● Data for this exercise:
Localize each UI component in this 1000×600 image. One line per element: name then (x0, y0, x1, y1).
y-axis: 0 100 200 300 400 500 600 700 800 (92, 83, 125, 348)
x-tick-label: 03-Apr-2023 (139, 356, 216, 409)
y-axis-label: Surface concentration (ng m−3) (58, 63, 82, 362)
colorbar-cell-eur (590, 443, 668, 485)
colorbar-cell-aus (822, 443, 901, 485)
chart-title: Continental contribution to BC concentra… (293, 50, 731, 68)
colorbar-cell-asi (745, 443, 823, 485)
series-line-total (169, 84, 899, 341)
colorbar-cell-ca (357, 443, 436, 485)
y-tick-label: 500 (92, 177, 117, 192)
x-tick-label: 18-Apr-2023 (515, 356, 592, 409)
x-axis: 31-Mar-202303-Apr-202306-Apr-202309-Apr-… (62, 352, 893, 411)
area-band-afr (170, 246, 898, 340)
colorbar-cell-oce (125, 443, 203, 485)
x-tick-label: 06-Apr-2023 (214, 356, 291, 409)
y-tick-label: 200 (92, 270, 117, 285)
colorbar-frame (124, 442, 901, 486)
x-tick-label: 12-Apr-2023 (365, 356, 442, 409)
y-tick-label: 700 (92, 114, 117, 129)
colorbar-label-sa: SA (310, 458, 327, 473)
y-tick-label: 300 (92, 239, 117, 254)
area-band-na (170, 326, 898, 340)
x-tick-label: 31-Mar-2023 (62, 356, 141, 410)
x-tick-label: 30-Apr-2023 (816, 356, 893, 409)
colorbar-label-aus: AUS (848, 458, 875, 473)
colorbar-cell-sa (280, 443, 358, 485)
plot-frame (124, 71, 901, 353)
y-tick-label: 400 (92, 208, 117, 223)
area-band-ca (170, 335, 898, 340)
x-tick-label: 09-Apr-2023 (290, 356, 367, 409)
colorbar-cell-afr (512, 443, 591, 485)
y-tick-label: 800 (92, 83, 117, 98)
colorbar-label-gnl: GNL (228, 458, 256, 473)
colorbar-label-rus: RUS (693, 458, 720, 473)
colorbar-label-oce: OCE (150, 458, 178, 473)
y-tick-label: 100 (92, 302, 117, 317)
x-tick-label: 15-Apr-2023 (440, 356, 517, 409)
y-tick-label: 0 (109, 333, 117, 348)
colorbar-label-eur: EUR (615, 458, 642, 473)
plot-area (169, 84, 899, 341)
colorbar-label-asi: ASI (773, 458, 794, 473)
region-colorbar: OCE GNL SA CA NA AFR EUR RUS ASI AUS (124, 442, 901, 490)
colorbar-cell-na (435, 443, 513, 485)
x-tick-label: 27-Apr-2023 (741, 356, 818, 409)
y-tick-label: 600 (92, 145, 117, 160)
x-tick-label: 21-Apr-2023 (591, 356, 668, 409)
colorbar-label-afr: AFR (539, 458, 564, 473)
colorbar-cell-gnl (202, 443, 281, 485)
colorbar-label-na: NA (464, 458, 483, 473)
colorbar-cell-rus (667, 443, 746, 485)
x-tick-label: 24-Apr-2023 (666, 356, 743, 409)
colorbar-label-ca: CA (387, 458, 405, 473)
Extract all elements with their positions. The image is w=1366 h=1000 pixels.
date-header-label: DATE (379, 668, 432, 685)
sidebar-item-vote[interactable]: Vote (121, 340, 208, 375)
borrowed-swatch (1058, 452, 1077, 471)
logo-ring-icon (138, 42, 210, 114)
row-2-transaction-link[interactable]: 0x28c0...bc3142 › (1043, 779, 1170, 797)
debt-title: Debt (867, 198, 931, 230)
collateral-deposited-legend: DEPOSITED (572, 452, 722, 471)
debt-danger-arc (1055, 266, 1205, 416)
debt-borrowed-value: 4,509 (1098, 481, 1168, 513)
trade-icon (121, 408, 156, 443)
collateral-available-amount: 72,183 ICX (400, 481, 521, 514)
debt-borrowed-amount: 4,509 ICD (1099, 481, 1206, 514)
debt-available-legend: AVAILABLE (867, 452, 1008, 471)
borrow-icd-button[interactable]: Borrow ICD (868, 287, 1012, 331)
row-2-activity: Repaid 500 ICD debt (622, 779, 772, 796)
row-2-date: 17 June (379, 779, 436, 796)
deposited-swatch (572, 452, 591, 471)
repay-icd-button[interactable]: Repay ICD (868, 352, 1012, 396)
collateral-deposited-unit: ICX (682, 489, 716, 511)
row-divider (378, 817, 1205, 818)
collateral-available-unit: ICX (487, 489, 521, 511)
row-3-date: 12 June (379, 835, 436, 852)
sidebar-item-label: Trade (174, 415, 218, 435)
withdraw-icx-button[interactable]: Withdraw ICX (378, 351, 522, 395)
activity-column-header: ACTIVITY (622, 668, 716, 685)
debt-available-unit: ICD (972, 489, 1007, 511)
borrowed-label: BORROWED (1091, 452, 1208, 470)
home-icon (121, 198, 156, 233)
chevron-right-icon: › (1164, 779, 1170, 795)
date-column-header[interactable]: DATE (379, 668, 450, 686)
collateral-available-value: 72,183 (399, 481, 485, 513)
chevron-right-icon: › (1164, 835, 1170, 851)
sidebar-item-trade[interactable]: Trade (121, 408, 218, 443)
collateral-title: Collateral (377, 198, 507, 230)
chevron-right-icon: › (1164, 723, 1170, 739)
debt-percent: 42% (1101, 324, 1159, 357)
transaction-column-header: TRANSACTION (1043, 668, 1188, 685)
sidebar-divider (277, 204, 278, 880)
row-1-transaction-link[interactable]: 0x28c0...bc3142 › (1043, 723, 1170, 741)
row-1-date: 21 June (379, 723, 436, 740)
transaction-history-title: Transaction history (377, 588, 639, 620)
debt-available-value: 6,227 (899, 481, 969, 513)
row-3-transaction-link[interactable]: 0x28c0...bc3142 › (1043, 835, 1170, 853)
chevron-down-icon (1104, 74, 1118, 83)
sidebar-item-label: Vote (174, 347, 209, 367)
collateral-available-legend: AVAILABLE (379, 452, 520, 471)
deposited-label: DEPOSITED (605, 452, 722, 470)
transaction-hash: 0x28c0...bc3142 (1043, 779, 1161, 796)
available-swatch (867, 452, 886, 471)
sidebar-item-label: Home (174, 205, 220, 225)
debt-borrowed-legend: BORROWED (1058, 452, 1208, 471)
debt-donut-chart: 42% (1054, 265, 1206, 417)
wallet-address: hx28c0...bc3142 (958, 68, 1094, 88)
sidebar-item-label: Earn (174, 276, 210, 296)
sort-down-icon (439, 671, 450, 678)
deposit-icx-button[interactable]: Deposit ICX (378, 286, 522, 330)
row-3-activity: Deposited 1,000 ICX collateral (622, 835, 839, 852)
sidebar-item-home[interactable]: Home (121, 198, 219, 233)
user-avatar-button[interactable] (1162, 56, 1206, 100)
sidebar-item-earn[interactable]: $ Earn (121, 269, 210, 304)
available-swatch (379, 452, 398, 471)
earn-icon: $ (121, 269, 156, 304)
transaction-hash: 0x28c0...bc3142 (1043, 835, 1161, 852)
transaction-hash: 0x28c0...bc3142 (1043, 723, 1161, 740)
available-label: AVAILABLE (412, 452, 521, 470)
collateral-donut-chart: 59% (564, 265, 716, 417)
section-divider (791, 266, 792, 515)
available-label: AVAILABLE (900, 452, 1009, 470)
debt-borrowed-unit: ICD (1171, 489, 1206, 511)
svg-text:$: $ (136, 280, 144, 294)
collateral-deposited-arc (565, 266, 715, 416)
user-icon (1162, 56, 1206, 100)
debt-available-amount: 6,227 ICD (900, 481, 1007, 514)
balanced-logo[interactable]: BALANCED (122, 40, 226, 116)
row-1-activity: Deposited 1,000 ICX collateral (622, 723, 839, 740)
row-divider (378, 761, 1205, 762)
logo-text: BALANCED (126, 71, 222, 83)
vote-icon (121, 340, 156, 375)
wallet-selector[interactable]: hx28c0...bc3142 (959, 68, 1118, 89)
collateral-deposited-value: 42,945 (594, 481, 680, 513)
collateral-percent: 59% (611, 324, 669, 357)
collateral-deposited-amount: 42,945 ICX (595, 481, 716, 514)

● Task brief:
Transcribe the lines exactly as they appear, from the start of the records up to and including the line that contains "colorbar-label-sa: SA (310, 458, 327, 473)".

● Exercise output:
Localize each UI component in this 1000×600 image. One line per element: name then (x0, y0, x1, y1).
y-axis: 0 100 200 300 400 500 600 700 800 (92, 83, 125, 348)
x-tick-label: 03-Apr-2023 (139, 356, 216, 409)
y-axis-label: Surface concentration (ng m−3) (58, 63, 82, 362)
colorbar-cell-eur (590, 443, 668, 485)
colorbar-cell-aus (822, 443, 901, 485)
chart-title: Continental contribution to BC concentra… (293, 50, 731, 68)
colorbar-cell-asi (745, 443, 823, 485)
series-line-total (169, 84, 899, 341)
colorbar-cell-ca (357, 443, 436, 485)
y-tick-label: 500 (92, 177, 117, 192)
x-tick-label: 18-Apr-2023 (515, 356, 592, 409)
x-axis: 31-Mar-202303-Apr-202306-Apr-202309-Apr-… (62, 352, 893, 411)
area-band-afr (170, 246, 898, 340)
colorbar-cell-oce (125, 443, 203, 485)
x-tick-label: 06-Apr-2023 (214, 356, 291, 409)
y-tick-label: 200 (92, 270, 117, 285)
colorbar-frame (124, 442, 901, 486)
x-tick-label: 12-Apr-2023 (365, 356, 442, 409)
y-tick-label: 700 (92, 114, 117, 129)
colorbar-label-sa: SA (310, 458, 327, 473)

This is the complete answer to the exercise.